§ **GIVEN INSTRUCTION**
Report how many lines in the records hold the string "BBCH"; give the number and nothing else.

— Start of RECORDS FOR THE TASK —

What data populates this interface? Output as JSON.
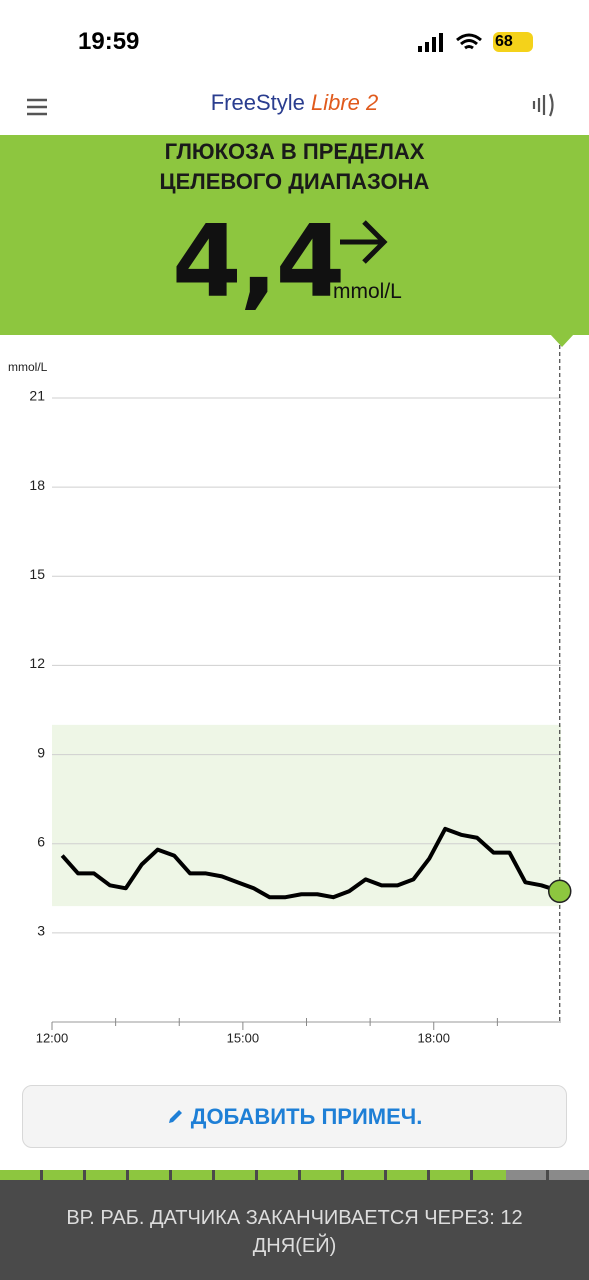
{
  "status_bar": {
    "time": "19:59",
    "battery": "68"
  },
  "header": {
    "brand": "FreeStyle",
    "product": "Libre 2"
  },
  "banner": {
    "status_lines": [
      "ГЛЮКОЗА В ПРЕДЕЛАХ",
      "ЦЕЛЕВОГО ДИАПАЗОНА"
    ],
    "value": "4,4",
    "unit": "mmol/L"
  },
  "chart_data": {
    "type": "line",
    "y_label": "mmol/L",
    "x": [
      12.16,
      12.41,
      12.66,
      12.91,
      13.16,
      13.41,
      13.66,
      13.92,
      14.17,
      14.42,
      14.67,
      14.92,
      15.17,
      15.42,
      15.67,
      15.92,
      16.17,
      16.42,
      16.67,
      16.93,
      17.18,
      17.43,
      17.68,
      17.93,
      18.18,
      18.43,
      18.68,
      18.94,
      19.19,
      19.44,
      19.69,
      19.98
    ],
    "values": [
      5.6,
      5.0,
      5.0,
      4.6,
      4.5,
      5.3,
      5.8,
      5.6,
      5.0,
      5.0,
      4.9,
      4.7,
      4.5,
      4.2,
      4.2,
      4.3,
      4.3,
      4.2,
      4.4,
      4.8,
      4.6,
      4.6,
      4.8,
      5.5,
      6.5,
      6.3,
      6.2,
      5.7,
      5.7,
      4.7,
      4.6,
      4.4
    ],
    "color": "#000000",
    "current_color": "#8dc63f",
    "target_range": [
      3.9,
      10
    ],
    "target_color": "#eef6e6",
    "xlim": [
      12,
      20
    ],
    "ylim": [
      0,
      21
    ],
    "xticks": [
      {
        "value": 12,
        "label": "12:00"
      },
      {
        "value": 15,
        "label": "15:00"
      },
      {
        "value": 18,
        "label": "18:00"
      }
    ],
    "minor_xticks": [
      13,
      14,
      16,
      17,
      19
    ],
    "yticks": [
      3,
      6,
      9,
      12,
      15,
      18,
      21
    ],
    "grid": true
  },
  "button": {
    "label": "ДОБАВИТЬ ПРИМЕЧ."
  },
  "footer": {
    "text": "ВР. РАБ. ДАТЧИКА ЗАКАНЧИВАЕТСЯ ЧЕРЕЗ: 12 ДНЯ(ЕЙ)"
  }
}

— End of RECORDS FOR THE TASK —
— Start of RECORDS FOR THE TASK —

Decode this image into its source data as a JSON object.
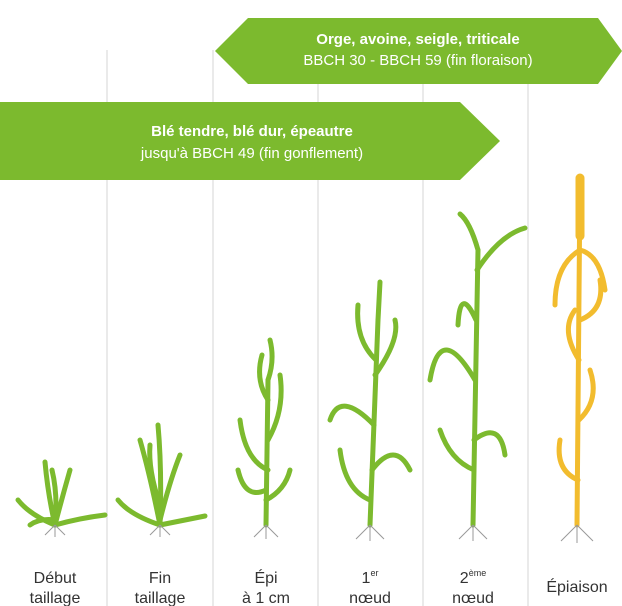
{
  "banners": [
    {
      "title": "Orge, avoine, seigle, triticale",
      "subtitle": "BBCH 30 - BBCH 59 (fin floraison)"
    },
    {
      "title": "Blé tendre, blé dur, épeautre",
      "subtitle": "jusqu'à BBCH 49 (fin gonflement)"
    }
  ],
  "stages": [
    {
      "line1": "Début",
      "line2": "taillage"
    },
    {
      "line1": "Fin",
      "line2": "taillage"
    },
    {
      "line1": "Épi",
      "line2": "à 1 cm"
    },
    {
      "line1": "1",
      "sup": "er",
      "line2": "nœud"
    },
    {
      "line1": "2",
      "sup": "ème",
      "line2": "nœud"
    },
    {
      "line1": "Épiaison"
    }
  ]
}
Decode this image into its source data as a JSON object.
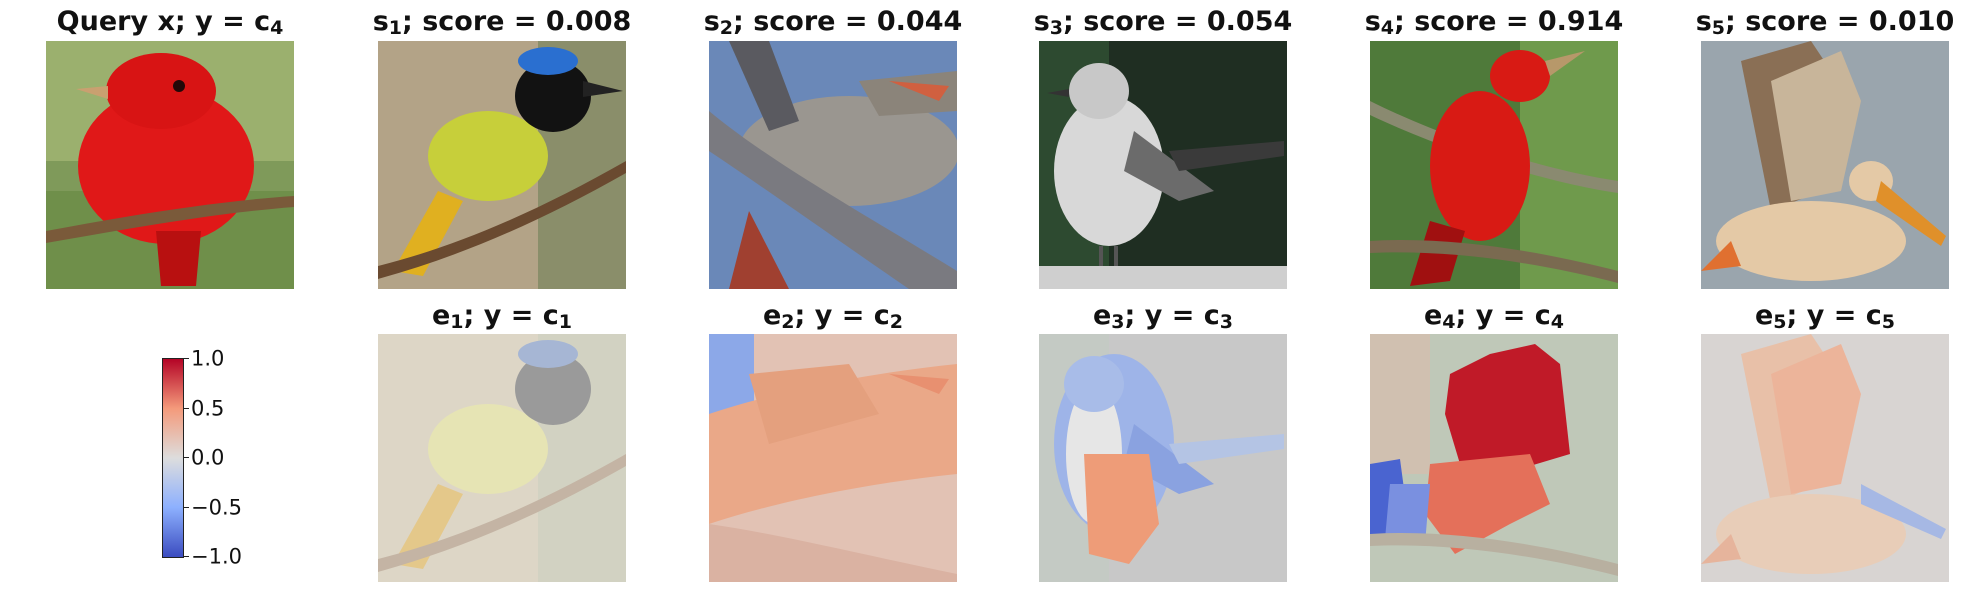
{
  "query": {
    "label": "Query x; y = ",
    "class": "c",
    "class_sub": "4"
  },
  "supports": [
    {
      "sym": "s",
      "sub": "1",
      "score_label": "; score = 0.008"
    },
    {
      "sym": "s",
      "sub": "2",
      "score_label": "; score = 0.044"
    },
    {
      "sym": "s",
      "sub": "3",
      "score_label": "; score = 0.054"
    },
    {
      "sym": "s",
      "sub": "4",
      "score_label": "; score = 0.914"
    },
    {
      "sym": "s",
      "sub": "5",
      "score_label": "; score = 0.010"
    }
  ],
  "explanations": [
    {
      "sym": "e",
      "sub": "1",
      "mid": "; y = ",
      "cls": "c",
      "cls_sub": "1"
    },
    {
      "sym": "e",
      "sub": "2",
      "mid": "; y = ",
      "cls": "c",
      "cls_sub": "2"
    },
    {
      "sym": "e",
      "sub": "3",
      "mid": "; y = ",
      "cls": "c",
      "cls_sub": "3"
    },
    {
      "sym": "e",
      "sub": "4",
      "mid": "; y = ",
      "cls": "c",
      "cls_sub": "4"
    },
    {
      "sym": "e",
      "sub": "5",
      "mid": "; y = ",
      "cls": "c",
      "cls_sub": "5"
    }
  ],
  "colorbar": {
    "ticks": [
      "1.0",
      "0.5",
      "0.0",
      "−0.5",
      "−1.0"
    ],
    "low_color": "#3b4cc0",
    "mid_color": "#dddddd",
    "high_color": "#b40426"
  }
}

— End of RECORDS FOR THE TASK —

§ **EXERCISE SOLUTION**
2